= EXERCISE OBJECTIVE =
Reproduce each line that includes the word "title".

>> Start EXERCISE INPUT

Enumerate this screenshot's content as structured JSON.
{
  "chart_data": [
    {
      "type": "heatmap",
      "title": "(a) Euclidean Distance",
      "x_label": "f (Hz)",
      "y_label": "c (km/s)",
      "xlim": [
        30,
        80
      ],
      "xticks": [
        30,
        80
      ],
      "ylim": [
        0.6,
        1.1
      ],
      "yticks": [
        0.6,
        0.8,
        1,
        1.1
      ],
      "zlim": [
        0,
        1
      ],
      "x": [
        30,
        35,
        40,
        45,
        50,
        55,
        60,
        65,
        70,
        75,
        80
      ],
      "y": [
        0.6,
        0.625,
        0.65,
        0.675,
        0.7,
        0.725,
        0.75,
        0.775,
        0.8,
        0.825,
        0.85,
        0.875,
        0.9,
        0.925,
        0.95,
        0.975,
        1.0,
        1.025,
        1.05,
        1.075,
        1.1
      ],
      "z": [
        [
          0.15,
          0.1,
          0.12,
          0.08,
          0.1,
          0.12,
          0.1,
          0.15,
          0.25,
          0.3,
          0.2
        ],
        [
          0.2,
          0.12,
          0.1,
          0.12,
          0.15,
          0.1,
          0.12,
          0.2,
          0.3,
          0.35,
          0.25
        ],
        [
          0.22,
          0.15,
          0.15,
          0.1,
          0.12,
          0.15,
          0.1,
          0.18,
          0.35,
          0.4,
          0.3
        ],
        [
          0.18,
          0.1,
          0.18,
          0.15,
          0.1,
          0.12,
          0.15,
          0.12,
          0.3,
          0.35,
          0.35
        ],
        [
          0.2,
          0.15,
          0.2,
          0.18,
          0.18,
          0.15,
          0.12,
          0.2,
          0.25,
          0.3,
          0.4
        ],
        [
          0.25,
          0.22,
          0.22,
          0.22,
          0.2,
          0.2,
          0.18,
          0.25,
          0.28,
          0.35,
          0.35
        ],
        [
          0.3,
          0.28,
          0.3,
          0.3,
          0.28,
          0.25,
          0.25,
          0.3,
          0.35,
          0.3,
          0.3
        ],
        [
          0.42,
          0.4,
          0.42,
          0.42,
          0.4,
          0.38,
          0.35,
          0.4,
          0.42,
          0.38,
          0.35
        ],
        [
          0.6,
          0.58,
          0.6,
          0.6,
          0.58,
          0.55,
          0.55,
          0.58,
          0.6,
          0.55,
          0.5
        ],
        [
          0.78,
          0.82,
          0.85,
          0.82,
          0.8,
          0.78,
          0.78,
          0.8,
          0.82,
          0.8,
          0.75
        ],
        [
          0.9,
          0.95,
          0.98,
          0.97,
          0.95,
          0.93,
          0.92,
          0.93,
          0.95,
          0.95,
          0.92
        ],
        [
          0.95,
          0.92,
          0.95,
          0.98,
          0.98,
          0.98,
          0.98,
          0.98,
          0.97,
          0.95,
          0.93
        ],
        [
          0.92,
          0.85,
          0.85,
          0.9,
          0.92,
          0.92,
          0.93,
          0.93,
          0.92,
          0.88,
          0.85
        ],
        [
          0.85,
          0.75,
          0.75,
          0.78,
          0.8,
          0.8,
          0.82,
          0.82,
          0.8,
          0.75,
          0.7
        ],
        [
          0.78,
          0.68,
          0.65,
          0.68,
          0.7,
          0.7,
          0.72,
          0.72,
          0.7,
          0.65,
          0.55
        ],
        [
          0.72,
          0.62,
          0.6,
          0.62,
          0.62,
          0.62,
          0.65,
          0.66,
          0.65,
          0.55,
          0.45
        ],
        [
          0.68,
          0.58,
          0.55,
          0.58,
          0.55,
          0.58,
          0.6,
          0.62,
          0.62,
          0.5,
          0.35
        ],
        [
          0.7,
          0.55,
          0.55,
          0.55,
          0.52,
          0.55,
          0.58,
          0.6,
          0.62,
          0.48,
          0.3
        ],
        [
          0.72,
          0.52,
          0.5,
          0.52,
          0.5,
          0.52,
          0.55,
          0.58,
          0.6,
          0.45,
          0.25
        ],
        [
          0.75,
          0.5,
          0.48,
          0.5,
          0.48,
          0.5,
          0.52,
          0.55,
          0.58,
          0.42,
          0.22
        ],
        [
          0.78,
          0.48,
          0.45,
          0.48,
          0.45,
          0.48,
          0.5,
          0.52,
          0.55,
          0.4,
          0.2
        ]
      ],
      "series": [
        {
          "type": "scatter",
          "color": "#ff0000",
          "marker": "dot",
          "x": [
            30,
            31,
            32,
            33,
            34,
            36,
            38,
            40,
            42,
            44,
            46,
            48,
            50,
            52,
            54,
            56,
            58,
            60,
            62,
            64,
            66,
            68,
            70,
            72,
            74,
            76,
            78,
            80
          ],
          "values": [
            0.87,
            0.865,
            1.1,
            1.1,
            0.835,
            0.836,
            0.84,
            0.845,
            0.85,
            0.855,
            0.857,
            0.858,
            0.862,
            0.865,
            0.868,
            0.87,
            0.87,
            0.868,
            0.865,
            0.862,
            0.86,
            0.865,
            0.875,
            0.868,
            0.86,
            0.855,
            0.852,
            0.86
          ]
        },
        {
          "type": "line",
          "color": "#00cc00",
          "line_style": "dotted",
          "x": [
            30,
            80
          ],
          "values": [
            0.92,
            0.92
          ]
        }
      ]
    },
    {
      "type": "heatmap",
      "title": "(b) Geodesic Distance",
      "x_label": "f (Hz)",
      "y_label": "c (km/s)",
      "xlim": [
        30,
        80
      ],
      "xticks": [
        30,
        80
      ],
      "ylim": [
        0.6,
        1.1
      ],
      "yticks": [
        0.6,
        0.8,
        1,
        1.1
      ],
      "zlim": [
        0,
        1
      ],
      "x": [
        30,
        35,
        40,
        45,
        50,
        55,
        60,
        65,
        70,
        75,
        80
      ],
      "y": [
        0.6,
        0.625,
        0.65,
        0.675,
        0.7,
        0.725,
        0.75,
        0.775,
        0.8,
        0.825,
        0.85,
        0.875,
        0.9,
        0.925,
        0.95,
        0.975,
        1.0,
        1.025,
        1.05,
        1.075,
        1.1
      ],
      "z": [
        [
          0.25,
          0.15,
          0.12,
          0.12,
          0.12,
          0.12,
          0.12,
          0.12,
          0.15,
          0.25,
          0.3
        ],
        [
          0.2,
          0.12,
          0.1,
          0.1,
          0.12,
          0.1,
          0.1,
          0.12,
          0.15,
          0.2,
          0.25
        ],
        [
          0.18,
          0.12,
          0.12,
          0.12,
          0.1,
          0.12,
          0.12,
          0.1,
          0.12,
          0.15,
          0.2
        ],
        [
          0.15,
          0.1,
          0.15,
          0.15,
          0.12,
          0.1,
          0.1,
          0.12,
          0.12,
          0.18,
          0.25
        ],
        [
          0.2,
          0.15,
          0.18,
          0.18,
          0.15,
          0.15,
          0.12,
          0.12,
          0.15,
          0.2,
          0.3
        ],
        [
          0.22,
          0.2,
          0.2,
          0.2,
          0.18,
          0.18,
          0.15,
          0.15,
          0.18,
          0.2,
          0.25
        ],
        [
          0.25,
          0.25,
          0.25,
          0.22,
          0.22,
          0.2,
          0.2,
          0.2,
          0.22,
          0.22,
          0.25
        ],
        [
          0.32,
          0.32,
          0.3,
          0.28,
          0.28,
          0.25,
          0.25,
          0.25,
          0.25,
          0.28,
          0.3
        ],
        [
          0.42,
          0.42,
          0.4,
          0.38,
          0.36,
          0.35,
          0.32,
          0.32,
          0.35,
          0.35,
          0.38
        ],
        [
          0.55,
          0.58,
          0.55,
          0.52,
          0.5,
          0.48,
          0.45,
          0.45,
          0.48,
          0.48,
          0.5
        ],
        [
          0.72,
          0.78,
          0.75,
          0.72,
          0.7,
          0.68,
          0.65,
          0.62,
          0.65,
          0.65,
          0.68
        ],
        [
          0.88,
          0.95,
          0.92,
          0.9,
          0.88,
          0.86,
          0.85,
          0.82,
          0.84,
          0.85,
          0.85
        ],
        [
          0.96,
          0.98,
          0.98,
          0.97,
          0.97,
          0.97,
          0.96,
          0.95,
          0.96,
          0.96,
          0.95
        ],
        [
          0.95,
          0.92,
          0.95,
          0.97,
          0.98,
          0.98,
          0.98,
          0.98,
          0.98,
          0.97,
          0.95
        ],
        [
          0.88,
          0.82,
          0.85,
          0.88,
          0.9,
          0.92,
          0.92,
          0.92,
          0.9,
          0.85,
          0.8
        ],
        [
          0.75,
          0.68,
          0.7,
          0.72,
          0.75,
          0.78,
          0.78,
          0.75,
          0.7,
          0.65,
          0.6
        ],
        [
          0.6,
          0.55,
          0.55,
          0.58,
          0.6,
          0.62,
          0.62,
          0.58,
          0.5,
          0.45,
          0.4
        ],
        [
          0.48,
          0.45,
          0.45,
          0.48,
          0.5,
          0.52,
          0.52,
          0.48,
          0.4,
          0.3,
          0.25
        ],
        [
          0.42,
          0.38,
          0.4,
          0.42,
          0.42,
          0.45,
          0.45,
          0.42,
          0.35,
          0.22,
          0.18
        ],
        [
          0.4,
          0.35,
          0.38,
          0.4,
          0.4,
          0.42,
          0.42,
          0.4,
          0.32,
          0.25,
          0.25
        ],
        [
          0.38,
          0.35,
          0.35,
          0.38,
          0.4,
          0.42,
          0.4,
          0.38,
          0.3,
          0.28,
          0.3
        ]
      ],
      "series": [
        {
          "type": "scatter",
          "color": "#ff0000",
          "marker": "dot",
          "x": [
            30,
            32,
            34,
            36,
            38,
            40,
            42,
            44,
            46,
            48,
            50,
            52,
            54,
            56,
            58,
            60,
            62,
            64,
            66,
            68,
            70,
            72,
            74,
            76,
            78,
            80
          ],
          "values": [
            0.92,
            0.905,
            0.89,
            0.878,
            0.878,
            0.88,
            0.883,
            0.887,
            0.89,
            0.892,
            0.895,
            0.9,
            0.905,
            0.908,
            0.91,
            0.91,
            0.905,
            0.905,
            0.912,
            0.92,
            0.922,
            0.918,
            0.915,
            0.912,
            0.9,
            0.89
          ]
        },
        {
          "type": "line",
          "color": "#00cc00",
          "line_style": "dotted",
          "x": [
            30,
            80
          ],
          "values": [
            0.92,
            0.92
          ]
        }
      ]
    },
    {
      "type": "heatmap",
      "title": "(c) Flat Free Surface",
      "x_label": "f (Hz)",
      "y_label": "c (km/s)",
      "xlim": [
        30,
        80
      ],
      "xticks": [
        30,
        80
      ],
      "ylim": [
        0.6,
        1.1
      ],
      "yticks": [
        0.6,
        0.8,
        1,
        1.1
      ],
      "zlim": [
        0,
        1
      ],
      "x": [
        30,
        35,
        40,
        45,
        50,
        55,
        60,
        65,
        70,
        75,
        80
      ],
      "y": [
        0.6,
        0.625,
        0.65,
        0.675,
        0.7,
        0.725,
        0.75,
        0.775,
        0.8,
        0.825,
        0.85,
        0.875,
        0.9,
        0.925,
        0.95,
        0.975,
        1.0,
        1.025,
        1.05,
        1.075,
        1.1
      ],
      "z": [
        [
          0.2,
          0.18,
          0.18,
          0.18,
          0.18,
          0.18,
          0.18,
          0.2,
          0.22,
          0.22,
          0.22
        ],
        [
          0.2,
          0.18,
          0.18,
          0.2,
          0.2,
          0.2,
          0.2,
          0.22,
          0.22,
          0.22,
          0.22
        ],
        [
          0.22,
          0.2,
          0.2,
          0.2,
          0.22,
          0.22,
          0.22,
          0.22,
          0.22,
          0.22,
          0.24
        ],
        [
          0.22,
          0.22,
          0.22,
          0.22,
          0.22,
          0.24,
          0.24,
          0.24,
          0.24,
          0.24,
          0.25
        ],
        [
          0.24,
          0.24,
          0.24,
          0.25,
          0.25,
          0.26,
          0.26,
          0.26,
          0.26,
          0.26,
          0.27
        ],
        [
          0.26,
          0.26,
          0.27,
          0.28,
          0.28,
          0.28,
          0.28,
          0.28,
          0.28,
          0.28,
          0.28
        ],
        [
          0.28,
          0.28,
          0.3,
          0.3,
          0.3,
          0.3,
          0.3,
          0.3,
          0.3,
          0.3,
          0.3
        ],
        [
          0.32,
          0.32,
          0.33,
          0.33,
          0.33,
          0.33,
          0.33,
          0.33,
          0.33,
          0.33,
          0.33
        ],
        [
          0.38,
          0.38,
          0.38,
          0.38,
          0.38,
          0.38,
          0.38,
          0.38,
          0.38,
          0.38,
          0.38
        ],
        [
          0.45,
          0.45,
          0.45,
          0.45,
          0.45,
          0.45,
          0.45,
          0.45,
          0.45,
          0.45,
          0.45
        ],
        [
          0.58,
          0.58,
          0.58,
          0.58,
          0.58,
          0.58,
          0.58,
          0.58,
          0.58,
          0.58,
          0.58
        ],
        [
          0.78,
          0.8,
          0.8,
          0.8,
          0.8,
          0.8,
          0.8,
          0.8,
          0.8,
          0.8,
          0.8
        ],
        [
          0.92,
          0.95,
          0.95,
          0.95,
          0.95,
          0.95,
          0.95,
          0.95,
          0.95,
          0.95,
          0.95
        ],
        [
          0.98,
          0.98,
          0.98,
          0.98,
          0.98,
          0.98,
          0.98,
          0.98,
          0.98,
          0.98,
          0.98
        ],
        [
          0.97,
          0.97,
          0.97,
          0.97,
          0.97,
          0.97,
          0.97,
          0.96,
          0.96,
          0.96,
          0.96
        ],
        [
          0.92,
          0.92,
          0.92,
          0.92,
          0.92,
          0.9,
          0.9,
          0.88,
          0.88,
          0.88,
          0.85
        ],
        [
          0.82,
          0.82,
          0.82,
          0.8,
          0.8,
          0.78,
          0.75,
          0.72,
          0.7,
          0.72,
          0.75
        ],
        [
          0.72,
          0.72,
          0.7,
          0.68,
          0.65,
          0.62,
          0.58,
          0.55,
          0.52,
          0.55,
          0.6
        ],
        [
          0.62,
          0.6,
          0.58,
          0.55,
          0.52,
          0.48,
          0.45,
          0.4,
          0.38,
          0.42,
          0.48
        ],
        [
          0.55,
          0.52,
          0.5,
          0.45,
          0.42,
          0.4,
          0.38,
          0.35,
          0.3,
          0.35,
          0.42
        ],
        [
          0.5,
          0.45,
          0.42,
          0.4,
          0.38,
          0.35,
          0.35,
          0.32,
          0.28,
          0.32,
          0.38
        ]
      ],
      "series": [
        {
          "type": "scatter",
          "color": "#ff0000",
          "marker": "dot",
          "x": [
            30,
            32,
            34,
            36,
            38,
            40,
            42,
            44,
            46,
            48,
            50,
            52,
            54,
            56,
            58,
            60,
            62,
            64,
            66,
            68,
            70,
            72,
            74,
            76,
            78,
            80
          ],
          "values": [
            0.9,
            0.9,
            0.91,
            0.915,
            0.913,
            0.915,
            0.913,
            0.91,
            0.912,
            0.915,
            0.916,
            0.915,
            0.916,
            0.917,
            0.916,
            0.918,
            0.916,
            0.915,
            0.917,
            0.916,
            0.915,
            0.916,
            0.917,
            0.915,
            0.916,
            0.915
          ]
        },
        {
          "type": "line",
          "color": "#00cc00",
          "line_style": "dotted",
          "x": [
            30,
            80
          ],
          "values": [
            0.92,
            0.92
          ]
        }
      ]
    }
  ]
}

>> End EXERCISE INPUT

= RESPONSE TO THIS TASK =
      "title": "(a) Euclidean Distance",
      "title": "(b) Geodesic Distance",
      "title": "(c) Flat Free Surface",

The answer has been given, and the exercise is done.